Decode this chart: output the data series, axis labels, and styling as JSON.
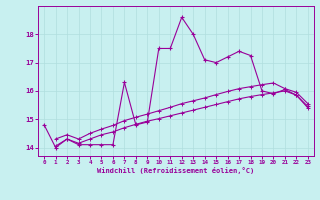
{
  "xlabel": "Windchill (Refroidissement éolien,°C)",
  "background_color": "#c8f0f0",
  "grid_color": "#b0dede",
  "line_color": "#990099",
  "xlim": [
    -0.5,
    23.5
  ],
  "ylim": [
    13.7,
    19.0
  ],
  "x_ticks": [
    0,
    1,
    2,
    3,
    4,
    5,
    6,
    7,
    8,
    9,
    10,
    11,
    12,
    13,
    14,
    15,
    16,
    17,
    18,
    19,
    20,
    21,
    22,
    23
  ],
  "y_ticks": [
    14,
    15,
    16,
    17,
    18
  ],
  "main_line_x": [
    0,
    1,
    2,
    3,
    4,
    5,
    6,
    7,
    8,
    9,
    10,
    11,
    12,
    13,
    14,
    15,
    16,
    17,
    18,
    19,
    20,
    21,
    22,
    23
  ],
  "main_line_y": [
    14.8,
    14.0,
    14.3,
    14.1,
    14.1,
    14.1,
    14.1,
    16.3,
    14.8,
    14.9,
    17.5,
    17.5,
    18.6,
    18.0,
    17.1,
    17.0,
    17.2,
    17.4,
    17.25,
    16.0,
    15.9,
    16.05,
    15.85,
    15.45
  ],
  "lower_line_x": [
    1,
    2,
    3,
    4,
    5,
    6,
    7,
    8,
    9,
    10,
    11,
    12,
    13,
    14,
    15,
    16,
    17,
    18,
    19,
    20,
    21,
    22,
    23
  ],
  "lower_line_y": [
    14.05,
    14.3,
    14.15,
    14.3,
    14.45,
    14.55,
    14.7,
    14.82,
    14.93,
    15.02,
    15.12,
    15.22,
    15.32,
    15.42,
    15.52,
    15.62,
    15.72,
    15.8,
    15.87,
    15.93,
    16.0,
    15.85,
    15.4
  ],
  "upper_line_x": [
    1,
    2,
    3,
    4,
    5,
    6,
    7,
    8,
    9,
    10,
    11,
    12,
    13,
    14,
    15,
    16,
    17,
    18,
    19,
    20,
    21,
    22,
    23
  ],
  "upper_line_y": [
    14.3,
    14.45,
    14.3,
    14.5,
    14.65,
    14.78,
    14.95,
    15.07,
    15.18,
    15.3,
    15.42,
    15.55,
    15.65,
    15.75,
    15.87,
    15.98,
    16.08,
    16.15,
    16.22,
    16.28,
    16.08,
    15.95,
    15.55
  ]
}
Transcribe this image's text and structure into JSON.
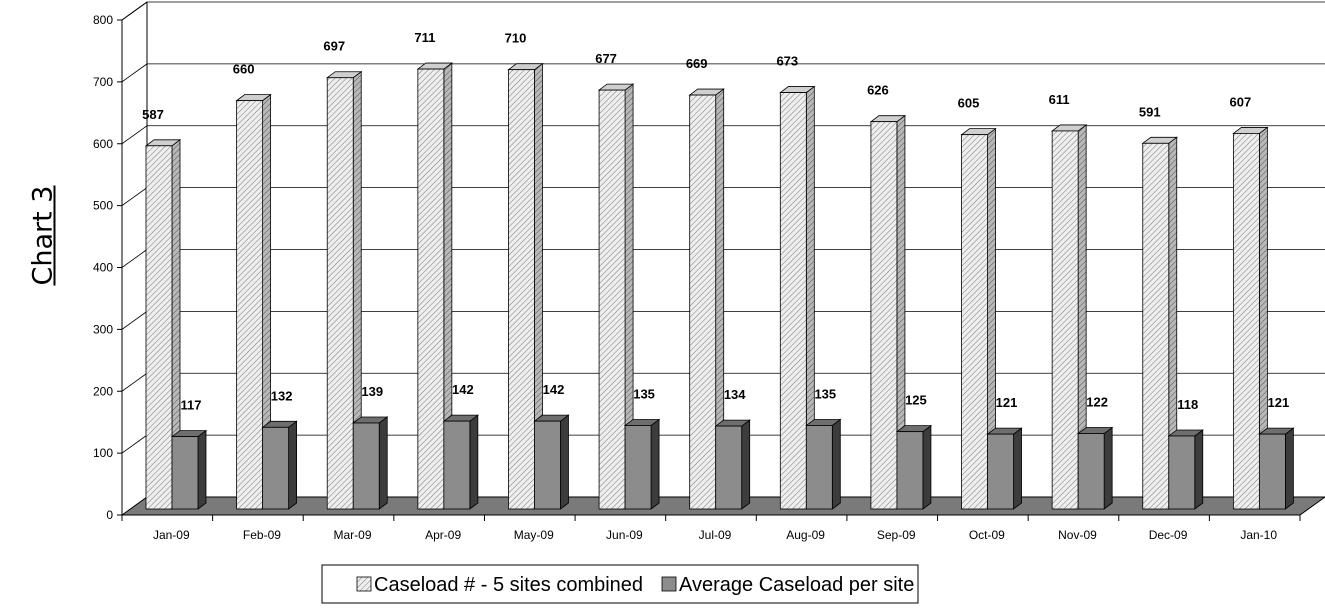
{
  "title": "Chart 3",
  "chart_data": {
    "type": "bar",
    "title": "Chart 3",
    "xlabel": "",
    "ylabel": "",
    "ylim": [
      0,
      800
    ],
    "yticks": [
      0,
      100,
      200,
      300,
      400,
      500,
      600,
      700,
      800
    ],
    "grid": true,
    "legend_position": "bottom",
    "categories": [
      "Jan-09",
      "Feb-09",
      "Mar-09",
      "Apr-09",
      "May-09",
      "Jun-09",
      "Jul-09",
      "Aug-09",
      "Sep-09",
      "Oct-09",
      "Nov-09",
      "Dec-09",
      "Jan-10"
    ],
    "series": [
      {
        "name": "Caseload # - 5 sites combined",
        "color": "#e6e6e6",
        "pattern": "diagonal-hatch",
        "values": [
          587,
          660,
          697,
          711,
          710,
          677,
          669,
          673,
          626,
          605,
          611,
          591,
          607
        ]
      },
      {
        "name": "Average Caseload per site",
        "color": "#8c8c8c",
        "pattern": "solid",
        "values": [
          117,
          132,
          139,
          142,
          142,
          135,
          134,
          135,
          125,
          121,
          122,
          118,
          121
        ]
      }
    ]
  }
}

### Written problem
Without the pictures, write out all of the material exactly.

### Output of the exercise
Decode this chart: output the data series, axis labels, and styling as JSON.
{
  "xlabel": "Windchill (Refroidissement éolien,°C)",
  "background_color": "#c8f0f0",
  "grid_color": "#b0dede",
  "line_color": "#990099",
  "xlim": [
    -0.5,
    23.5
  ],
  "ylim": [
    13.7,
    19.0
  ],
  "x_ticks": [
    0,
    1,
    2,
    3,
    4,
    5,
    6,
    7,
    8,
    9,
    10,
    11,
    12,
    13,
    14,
    15,
    16,
    17,
    18,
    19,
    20,
    21,
    22,
    23
  ],
  "y_ticks": [
    14,
    15,
    16,
    17,
    18
  ],
  "main_line_x": [
    0,
    1,
    2,
    3,
    4,
    5,
    6,
    7,
    8,
    9,
    10,
    11,
    12,
    13,
    14,
    15,
    16,
    17,
    18,
    19,
    20,
    21,
    22,
    23
  ],
  "main_line_y": [
    14.8,
    14.0,
    14.3,
    14.1,
    14.1,
    14.1,
    14.1,
    16.3,
    14.8,
    14.9,
    17.5,
    17.5,
    18.6,
    18.0,
    17.1,
    17.0,
    17.2,
    17.4,
    17.25,
    16.0,
    15.9,
    16.05,
    15.85,
    15.45
  ],
  "lower_line_x": [
    1,
    2,
    3,
    4,
    5,
    6,
    7,
    8,
    9,
    10,
    11,
    12,
    13,
    14,
    15,
    16,
    17,
    18,
    19,
    20,
    21,
    22,
    23
  ],
  "lower_line_y": [
    14.05,
    14.3,
    14.15,
    14.3,
    14.45,
    14.55,
    14.7,
    14.82,
    14.93,
    15.02,
    15.12,
    15.22,
    15.32,
    15.42,
    15.52,
    15.62,
    15.72,
    15.8,
    15.87,
    15.93,
    16.0,
    15.85,
    15.4
  ],
  "upper_line_x": [
    1,
    2,
    3,
    4,
    5,
    6,
    7,
    8,
    9,
    10,
    11,
    12,
    13,
    14,
    15,
    16,
    17,
    18,
    19,
    20,
    21,
    22,
    23
  ],
  "upper_line_y": [
    14.3,
    14.45,
    14.3,
    14.5,
    14.65,
    14.78,
    14.95,
    15.07,
    15.18,
    15.3,
    15.42,
    15.55,
    15.65,
    15.75,
    15.87,
    15.98,
    16.08,
    16.15,
    16.22,
    16.28,
    16.08,
    15.95,
    15.55
  ]
}
Transcribe this image's text and structure into JSON.
{
  "title": "Chart 3",
  "chart_data": {
    "type": "bar",
    "title": "Chart 3",
    "xlabel": "",
    "ylabel": "",
    "ylim": [
      0,
      800
    ],
    "yticks": [
      0,
      100,
      200,
      300,
      400,
      500,
      600,
      700,
      800
    ],
    "grid": true,
    "legend_position": "bottom",
    "categories": [
      "Jan-09",
      "Feb-09",
      "Mar-09",
      "Apr-09",
      "May-09",
      "Jun-09",
      "Jul-09",
      "Aug-09",
      "Sep-09",
      "Oct-09",
      "Nov-09",
      "Dec-09",
      "Jan-10"
    ],
    "series": [
      {
        "name": "Caseload # - 5 sites combined",
        "color": "#e6e6e6",
        "pattern": "diagonal-hatch",
        "values": [
          587,
          660,
          697,
          711,
          710,
          677,
          669,
          673,
          626,
          605,
          611,
          591,
          607
        ]
      },
      {
        "name": "Average Caseload per site",
        "color": "#8c8c8c",
        "pattern": "solid",
        "values": [
          117,
          132,
          139,
          142,
          142,
          135,
          134,
          135,
          125,
          121,
          122,
          118,
          121
        ]
      }
    ]
  }
}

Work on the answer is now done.